_WHAT YOU HAVE TO DO_:
Reproduce each line from the records that holds "Total".

═══ GIVEN RECORDS

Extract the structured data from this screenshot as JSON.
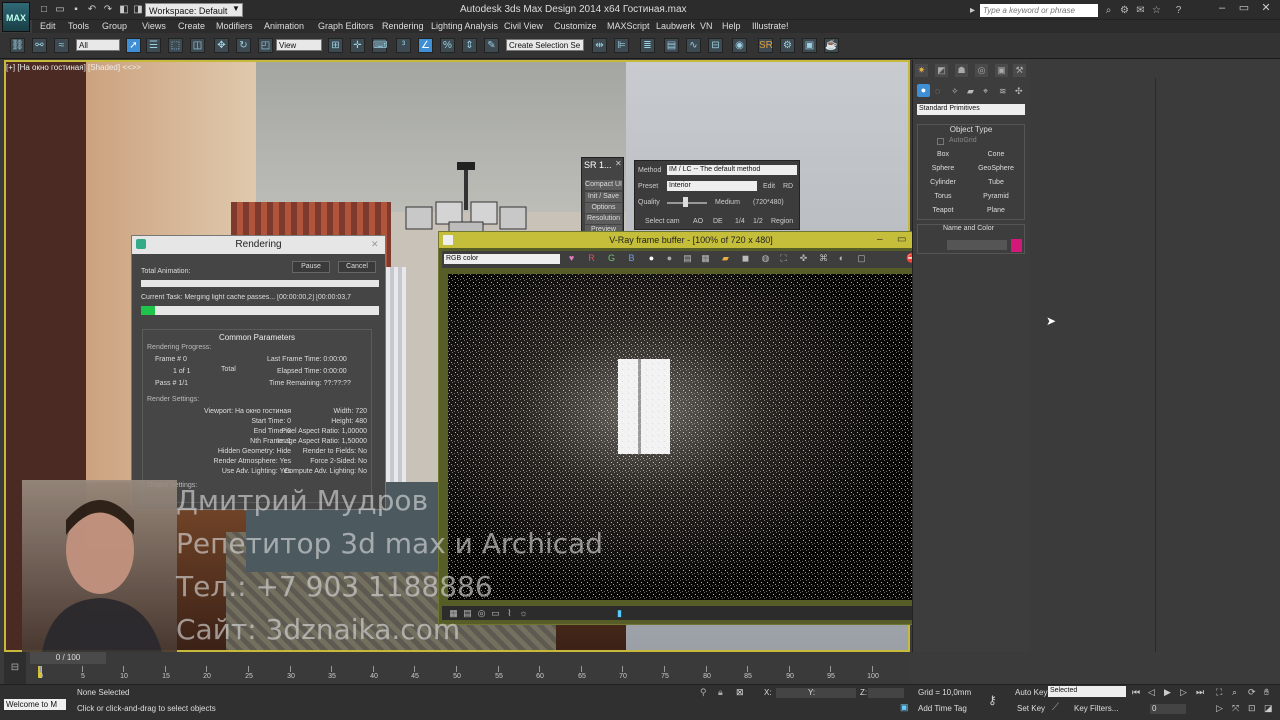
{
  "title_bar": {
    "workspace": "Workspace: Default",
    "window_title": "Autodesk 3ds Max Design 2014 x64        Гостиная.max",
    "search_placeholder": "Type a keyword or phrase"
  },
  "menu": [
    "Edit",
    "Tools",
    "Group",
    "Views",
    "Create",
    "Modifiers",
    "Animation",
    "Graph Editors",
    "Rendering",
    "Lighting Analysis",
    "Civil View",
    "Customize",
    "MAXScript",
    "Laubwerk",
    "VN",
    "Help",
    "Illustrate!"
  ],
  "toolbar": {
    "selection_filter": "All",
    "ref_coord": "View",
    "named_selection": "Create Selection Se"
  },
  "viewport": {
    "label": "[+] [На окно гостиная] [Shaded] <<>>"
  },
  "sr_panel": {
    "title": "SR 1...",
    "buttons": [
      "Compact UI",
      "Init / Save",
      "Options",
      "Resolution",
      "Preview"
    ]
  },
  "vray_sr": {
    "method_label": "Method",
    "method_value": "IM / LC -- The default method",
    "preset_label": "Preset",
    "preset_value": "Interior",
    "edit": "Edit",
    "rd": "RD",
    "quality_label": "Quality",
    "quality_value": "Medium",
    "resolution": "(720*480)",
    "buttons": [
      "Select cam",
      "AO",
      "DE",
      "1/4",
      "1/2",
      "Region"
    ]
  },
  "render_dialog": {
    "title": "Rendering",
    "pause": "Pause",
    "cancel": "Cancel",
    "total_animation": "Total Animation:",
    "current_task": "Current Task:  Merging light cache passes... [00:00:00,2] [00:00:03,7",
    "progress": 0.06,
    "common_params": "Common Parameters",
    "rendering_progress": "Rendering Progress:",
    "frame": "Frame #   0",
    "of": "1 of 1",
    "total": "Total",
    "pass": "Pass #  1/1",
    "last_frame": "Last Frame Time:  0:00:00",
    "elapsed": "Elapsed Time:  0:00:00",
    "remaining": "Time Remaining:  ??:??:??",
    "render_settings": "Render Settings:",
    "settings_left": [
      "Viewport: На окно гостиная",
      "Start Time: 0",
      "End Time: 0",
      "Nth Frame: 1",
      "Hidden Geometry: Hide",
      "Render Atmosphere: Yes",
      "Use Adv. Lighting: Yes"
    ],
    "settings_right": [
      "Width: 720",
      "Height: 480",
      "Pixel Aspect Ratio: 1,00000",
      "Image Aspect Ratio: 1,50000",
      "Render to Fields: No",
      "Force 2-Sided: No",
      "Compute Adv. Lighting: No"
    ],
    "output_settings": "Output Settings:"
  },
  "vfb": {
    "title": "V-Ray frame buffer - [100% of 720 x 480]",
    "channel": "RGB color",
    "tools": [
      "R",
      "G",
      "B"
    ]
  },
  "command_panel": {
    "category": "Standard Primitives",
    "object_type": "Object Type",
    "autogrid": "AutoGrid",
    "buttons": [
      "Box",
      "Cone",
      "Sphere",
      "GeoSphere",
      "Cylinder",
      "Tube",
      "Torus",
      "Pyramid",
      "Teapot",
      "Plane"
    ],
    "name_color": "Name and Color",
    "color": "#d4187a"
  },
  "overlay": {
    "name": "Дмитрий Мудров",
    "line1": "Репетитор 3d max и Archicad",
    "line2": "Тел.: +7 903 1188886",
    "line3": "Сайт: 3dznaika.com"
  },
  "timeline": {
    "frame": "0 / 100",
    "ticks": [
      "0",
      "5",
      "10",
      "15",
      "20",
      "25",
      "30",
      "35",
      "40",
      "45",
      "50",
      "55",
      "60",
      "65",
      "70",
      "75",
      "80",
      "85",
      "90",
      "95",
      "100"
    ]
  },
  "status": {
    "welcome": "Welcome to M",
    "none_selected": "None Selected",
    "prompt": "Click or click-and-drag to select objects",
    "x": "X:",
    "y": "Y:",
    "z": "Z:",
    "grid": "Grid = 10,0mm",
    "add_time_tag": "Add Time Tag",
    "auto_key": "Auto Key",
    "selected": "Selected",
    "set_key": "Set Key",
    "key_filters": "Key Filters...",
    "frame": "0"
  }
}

══════
═══ GIVEN RECORDS

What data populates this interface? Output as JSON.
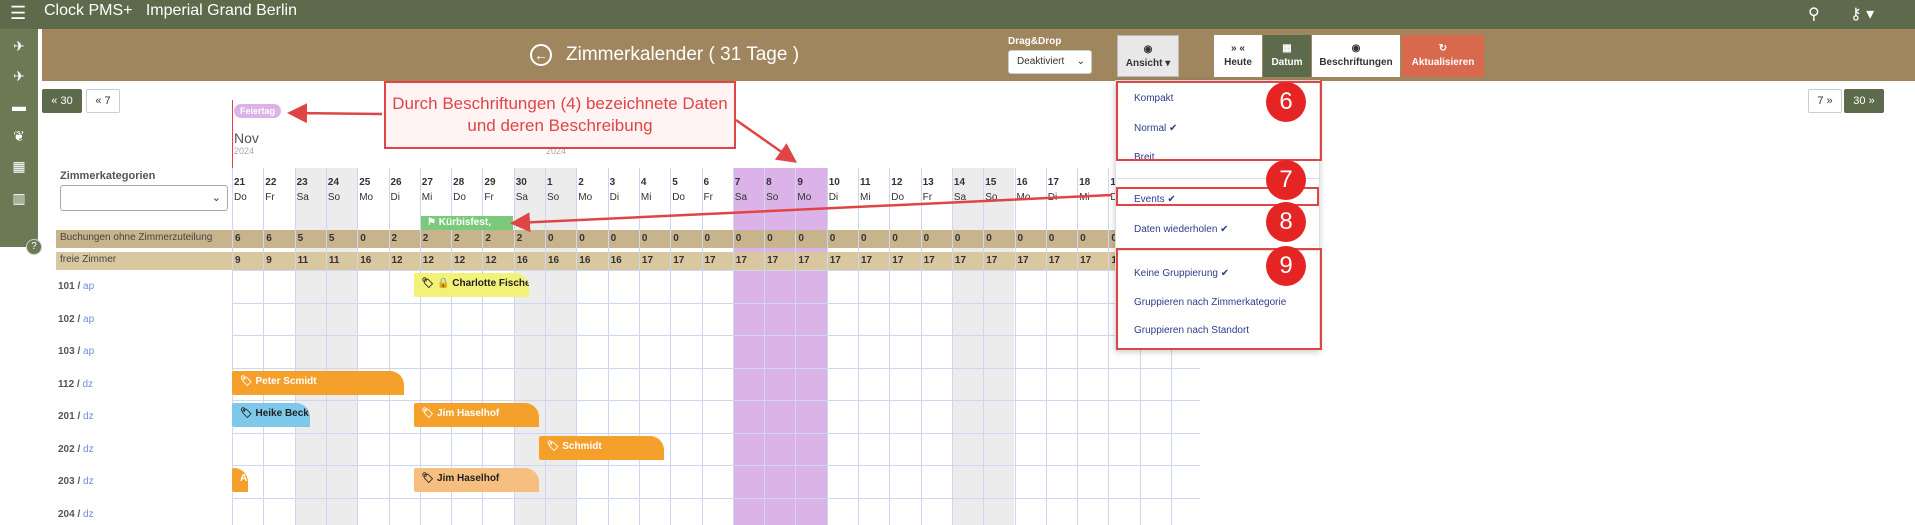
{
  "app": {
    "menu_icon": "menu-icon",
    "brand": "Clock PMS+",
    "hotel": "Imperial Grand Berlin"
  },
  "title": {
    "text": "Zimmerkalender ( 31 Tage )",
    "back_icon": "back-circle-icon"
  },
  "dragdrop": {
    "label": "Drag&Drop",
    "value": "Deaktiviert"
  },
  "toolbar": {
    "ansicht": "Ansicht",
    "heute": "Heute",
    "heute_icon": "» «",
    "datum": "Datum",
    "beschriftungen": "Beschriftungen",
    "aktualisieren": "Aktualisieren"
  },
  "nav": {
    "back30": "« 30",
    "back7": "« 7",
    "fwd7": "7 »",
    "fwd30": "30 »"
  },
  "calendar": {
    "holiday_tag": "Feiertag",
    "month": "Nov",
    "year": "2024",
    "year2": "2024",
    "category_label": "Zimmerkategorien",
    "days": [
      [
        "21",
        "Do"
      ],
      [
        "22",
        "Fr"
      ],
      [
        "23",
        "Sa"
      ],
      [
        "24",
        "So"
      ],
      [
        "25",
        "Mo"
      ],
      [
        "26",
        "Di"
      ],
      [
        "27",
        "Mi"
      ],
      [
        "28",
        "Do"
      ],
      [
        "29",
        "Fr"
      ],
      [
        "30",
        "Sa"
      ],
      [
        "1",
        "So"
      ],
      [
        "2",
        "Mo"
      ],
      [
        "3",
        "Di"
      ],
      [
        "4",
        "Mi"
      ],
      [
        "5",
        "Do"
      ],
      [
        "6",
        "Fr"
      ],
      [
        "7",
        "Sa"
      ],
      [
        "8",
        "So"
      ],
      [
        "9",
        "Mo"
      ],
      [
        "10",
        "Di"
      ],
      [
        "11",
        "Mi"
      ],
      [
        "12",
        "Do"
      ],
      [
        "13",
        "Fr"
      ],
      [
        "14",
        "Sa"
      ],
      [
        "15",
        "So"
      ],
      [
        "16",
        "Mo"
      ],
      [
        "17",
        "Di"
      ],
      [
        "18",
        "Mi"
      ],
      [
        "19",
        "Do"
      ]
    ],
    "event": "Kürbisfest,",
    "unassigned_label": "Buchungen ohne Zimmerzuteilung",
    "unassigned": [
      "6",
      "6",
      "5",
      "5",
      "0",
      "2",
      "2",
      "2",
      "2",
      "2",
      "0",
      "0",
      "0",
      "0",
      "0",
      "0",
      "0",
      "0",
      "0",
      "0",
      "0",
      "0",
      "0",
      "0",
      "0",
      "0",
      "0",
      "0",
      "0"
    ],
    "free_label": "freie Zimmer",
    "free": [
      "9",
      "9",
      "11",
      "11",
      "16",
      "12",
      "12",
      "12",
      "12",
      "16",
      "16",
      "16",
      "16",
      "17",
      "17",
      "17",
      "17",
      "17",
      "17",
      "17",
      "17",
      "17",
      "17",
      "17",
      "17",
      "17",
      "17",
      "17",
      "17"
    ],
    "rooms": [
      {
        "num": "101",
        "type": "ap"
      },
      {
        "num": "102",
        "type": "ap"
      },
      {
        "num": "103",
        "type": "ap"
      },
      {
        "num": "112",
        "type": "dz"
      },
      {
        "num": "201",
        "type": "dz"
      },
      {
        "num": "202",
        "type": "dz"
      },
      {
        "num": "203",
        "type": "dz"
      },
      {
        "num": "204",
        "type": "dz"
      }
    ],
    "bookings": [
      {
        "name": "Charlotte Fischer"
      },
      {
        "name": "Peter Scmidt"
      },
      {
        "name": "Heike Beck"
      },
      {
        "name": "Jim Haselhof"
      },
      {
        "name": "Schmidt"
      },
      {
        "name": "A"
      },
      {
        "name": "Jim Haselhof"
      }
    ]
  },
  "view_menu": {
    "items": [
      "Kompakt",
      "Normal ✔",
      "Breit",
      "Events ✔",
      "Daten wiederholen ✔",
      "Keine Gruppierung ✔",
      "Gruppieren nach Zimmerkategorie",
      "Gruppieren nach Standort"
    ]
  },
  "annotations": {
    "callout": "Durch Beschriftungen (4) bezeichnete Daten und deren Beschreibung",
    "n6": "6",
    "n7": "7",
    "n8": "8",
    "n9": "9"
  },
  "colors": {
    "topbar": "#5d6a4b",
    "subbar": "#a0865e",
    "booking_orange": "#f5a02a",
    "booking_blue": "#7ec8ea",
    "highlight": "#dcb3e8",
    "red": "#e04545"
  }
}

══════

_ANSWER TO THE TASK_:
    "total_animation": "Total Animation:",
    "total": "Total",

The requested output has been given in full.